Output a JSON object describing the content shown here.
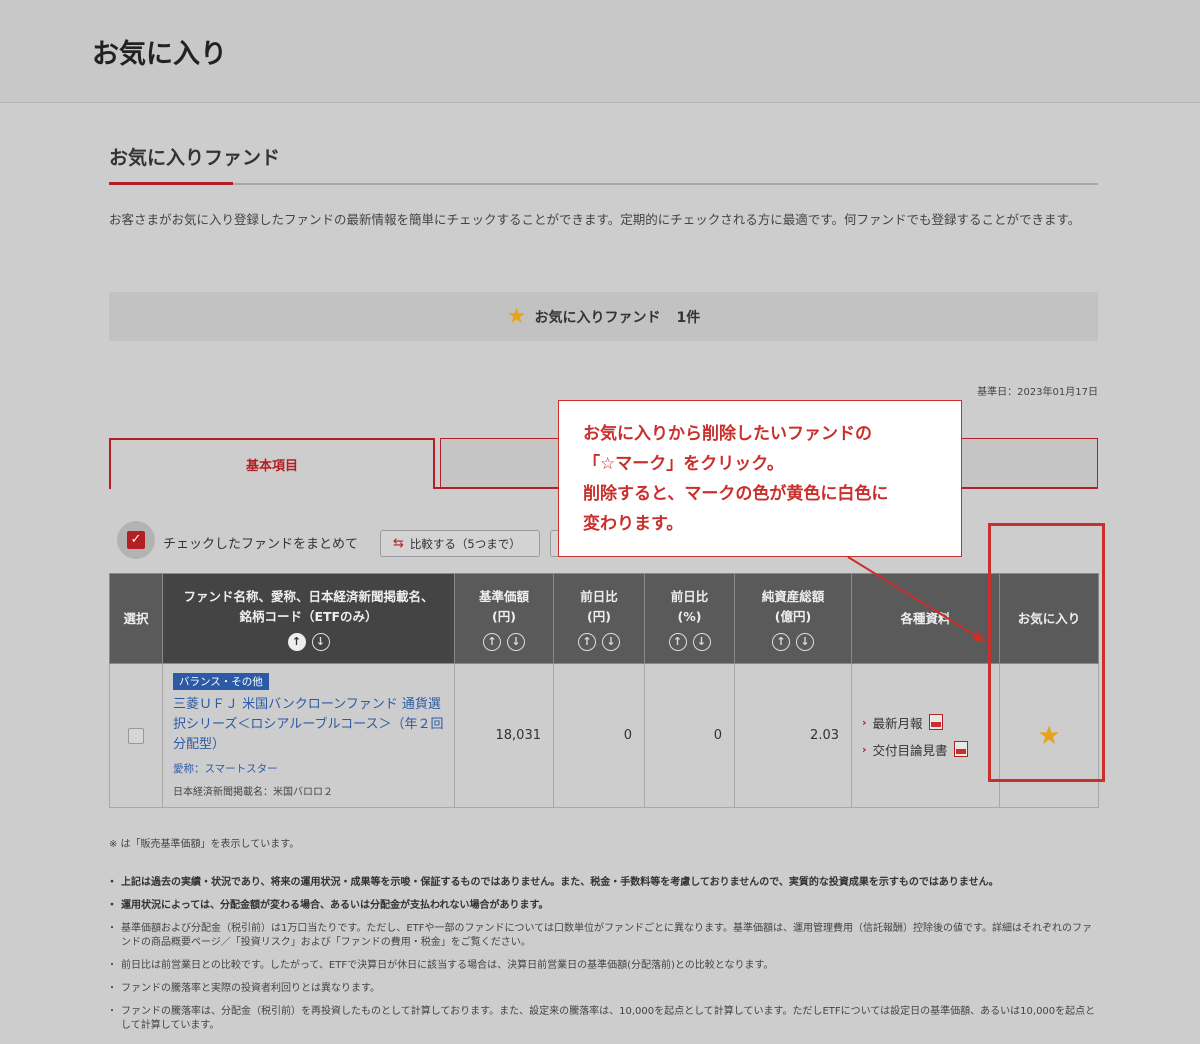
{
  "page": {
    "title": "お気に入り"
  },
  "section": {
    "title": "お気に入りファンド",
    "description": "お客さまがお気に入り登録したファンドの最新情報を簡単にチェックすることができます。定期的にチェックされる方に最適です。何ファンドでも登録することができます。"
  },
  "banner": {
    "label": "お気に入りファンド",
    "count": "1件",
    "icon": "star-icon",
    "star_color": "#e9a21c"
  },
  "base_date": "基準日：2023年01月17日",
  "tabs": [
    {
      "label": "基本項目",
      "active": true
    },
    {
      "label": "",
      "active": false
    }
  ],
  "actions": {
    "check_label": "チェックしたファンドをまとめて",
    "compare_label": "比較する（5つまで）"
  },
  "table": {
    "headers": {
      "select": "選択",
      "name_line1": "ファンド名称、愛称、日本経済新聞掲載名、",
      "name_line2": "銘柄コード（ETFのみ）",
      "nav_line1": "基準価額",
      "nav_line2": "(円)",
      "diff_yen_line1": "前日比",
      "diff_yen_line2": "(円)",
      "diff_pct_line1": "前日比",
      "diff_pct_line2": "(%)",
      "assets_line1": "純資産総額",
      "assets_line2": "(億円)",
      "docs": "各種資料",
      "favorite": "お気に入り"
    },
    "rows": [
      {
        "category": "バランス・その他",
        "name": "三菱ＵＦＪ 米国バンクローンファンド 通貨選択シリーズ＜ロシアルーブルコース＞（年２回分配型）",
        "nickname": "愛称：スマートスター",
        "newspaper_name": "日本経済新聞掲載名：米国バロロ２",
        "nav": "18,031",
        "diff_yen": "0",
        "diff_pct": "0",
        "assets": "2.03",
        "doc1": "最新月報",
        "doc2": "交付目論見書",
        "favorite": true
      }
    ]
  },
  "callout": {
    "line1": "お気に入りから削除したいファンドの",
    "line2": "「☆マーク」をクリック。",
    "line3": "削除すると、マークの色が黄色に白色に",
    "line4": "変わります。",
    "color": "#c9302c"
  },
  "notes": {
    "asterisk": "※ は「販売基準価額」を表示しています。",
    "items": [
      "上記は過去の実績・状況であり、将来の運用状況・成果等を示唆・保証するものではありません。また、税金・手数料等を考慮しておりませんので、実質的な投資成果を示すものではありません。",
      "運用状況によっては、分配金額が変わる場合、あるいは分配金が支払われない場合があります。",
      "基準価額および分配金（税引前）は1万口当たりです。ただし、ETFや一部のファンドについては口数単位がファンドごとに異なります。基準価額は、運用管理費用（信託報酬）控除後の値です。詳細はそれぞれのファンドの商品概要ページ／「投資リスク」および「ファンドの費用・税金」をご覧ください。",
      "前日比は前営業日との比較です。したがって、ETFで決算日が休日に該当する場合は、決算日前営業日の基準価額(分配落前)との比較となります。",
      "ファンドの騰落率と実際の投資者利回りとは異なります。",
      "ファンドの騰落率は、分配金（税引前）を再投資したものとして計算しております。また、設定来の騰落率は、10,000を起点として計算しています。ただしETFについては設定日の基準価額、あるいは10,000を起点として計算しています。"
    ]
  }
}
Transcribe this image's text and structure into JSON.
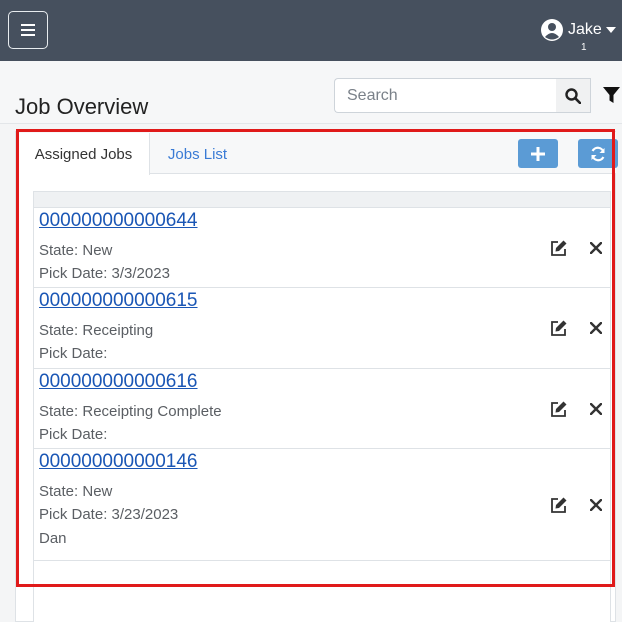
{
  "topbar": {
    "user_name": "Jake",
    "user_count": "1"
  },
  "page": {
    "title": "Job Overview"
  },
  "search": {
    "placeholder": "Search",
    "value": ""
  },
  "tabs": [
    {
      "label": "Assigned Jobs",
      "active": true
    },
    {
      "label": "Jobs List",
      "active": false
    }
  ],
  "colors": {
    "topbar": "#46505e",
    "accent_button": "#5b9bd5",
    "link": "#1a56b5",
    "highlight_border": "#e01a1a"
  },
  "icons": [
    "hamburger-icon",
    "user-circle-icon",
    "search-icon",
    "filter-icon",
    "plus-icon",
    "refresh-icon",
    "edit-icon",
    "close-icon"
  ],
  "jobs": [
    {
      "id": "000000000000644",
      "state": "State: New",
      "pick_date": "Pick Date: 3/3/2023",
      "extra": ""
    },
    {
      "id": "000000000000615",
      "state": "State: Receipting",
      "pick_date": "Pick Date:",
      "extra": ""
    },
    {
      "id": "000000000000616",
      "state": "State: Receipting Complete",
      "pick_date": "Pick Date:",
      "extra": ""
    },
    {
      "id": "000000000000146",
      "state": "State: New",
      "pick_date": "Pick Date: 3/23/2023",
      "extra": "Dan"
    }
  ]
}
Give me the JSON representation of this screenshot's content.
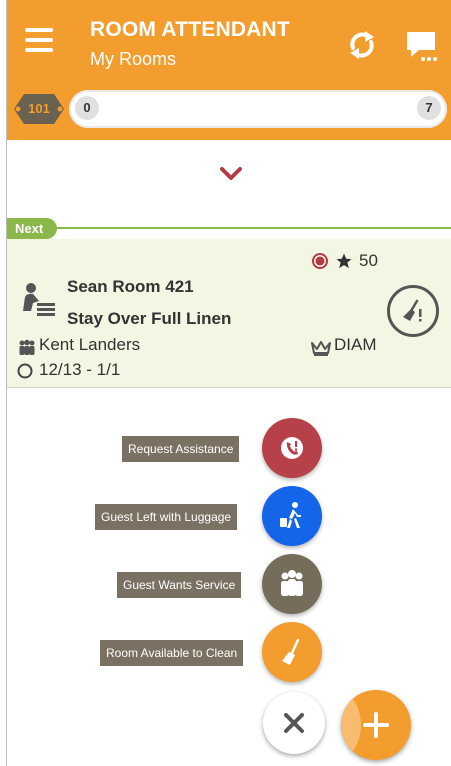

•••••

REQUIRED TASK:
Repeat each entry exactly. Pictures do not belong in the copy.

EXERCISE ANSWER:
Output a JSON object describing the content shown here.
{
  "page": {
    "title": "お気に入り"
  },
  "section": {
    "title": "お気に入りファンド",
    "description": "お客さまがお気に入り登録したファンドの最新情報を簡単にチェックすることができます。定期的にチェックされる方に最適です。何ファンドでも登録することができます。"
  },
  "banner": {
    "label": "お気に入りファンド",
    "count": "1件",
    "icon": "star-icon",
    "star_color": "#e9a21c"
  },
  "base_date": "基準日：2023年01月17日",
  "tabs": [
    {
      "label": "基本項目",
      "active": true
    },
    {
      "label": "",
      "active": false
    }
  ],
  "actions": {
    "check_label": "チェックしたファンドをまとめて",
    "compare_label": "比較する（5つまで）"
  },
  "table": {
    "headers": {
      "select": "選択",
      "name_line1": "ファンド名称、愛称、日本経済新聞掲載名、",
      "name_line2": "銘柄コード（ETFのみ）",
      "nav_line1": "基準価額",
      "nav_line2": "(円)",
      "diff_yen_line1": "前日比",
      "diff_yen_line2": "(円)",
      "diff_pct_line1": "前日比",
      "diff_pct_line2": "(%)",
      "assets_line1": "純資産総額",
      "assets_line2": "(億円)",
      "docs": "各種資料",
      "favorite": "お気に入り"
    },
    "rows": [
      {
        "category": "バランス・その他",
        "name": "三菱ＵＦＪ 米国バンクローンファンド 通貨選択シリーズ＜ロシアルーブルコース＞（年２回分配型）",
        "nickname": "愛称：スマートスター",
        "newspaper_name": "日本経済新聞掲載名：米国バロロ２",
        "nav": "18,031",
        "diff_yen": "0",
        "diff_pct": "0",
        "assets": "2.03",
        "doc1": "最新月報",
        "doc2": "交付目論見書",
        "favorite": true
      }
    ]
  },
  "callout": {
    "line1": "お気に入りから削除したいファンドの",
    "line2": "「☆マーク」をクリック。",
    "line3": "削除すると、マークの色が黄色に白色に",
    "line4": "変わります。",
    "color": "#c9302c"
  },
  "notes": {
    "asterisk": "※ は「販売基準価額」を表示しています。",
    "items": [
      "上記は過去の実績・状況であり、将来の運用状況・成果等を示唆・保証するものではありません。また、税金・手数料等を考慮しておりませんので、実質的な投資成果を示すものではありません。",
      "運用状況によっては、分配金額が変わる場合、あるいは分配金が支払われない場合があります。",
      "基準価額および分配金（税引前）は1万口当たりです。ただし、ETFや一部のファンドについては口数単位がファンドごとに異なります。基準価額は、運用管理費用（信託報酬）控除後の値です。詳細はそれぞれのファンドの商品概要ページ／「投資リスク」および「ファンドの費用・税金」をご覧ください。",
      "前日比は前営業日との比較です。したがって、ETFで決算日が休日に該当する場合は、決算日前営業日の基準価額(分配落前)との比較となります。",
      "ファンドの騰落率と実際の投資者利回りとは異なります。",
      "ファンドの騰落率は、分配金（税引前）を再投資したものとして計算しております。また、設定来の騰落率は、10,000を起点として計算しています。ただしETFについては設定日の基準価額、あるいは10,000を起点として計算しています。"
    ]
  }
}
Transcribe this image's text and structure into JSON.
{
  "topbar": {
    "user_name": "Jake",
    "user_count": "1"
  },
  "page": {
    "title": "Job Overview"
  },
  "search": {
    "placeholder": "Search",
    "value": ""
  },
  "tabs": [
    {
      "label": "Assigned Jobs",
      "active": true
    },
    {
      "label": "Jobs List",
      "active": false
    }
  ],
  "colors": {
    "topbar": "#46505e",
    "accent_button": "#5b9bd5",
    "link": "#1a56b5",
    "highlight_border": "#e01a1a"
  },
  "icons": [
    "hamburger-icon",
    "user-circle-icon",
    "search-icon",
    "filter-icon",
    "plus-icon",
    "refresh-icon",
    "edit-icon",
    "close-icon"
  ],
  "jobs": [
    {
      "id": "000000000000644",
      "state": "State: New",
      "pick_date": "Pick Date: 3/3/2023",
      "extra": ""
    },
    {
      "id": "000000000000615",
      "state": "State: Receipting",
      "pick_date": "Pick Date:",
      "extra": ""
    },
    {
      "id": "000000000000616",
      "state": "State: Receipting Complete",
      "pick_date": "Pick Date:",
      "extra": ""
    },
    {
      "id": "000000000000146",
      "state": "State: New",
      "pick_date": "Pick Date: 3/23/2023",
      "extra": "Dan"
    }
  ]
}
Give me the JSON representation of this screenshot's content.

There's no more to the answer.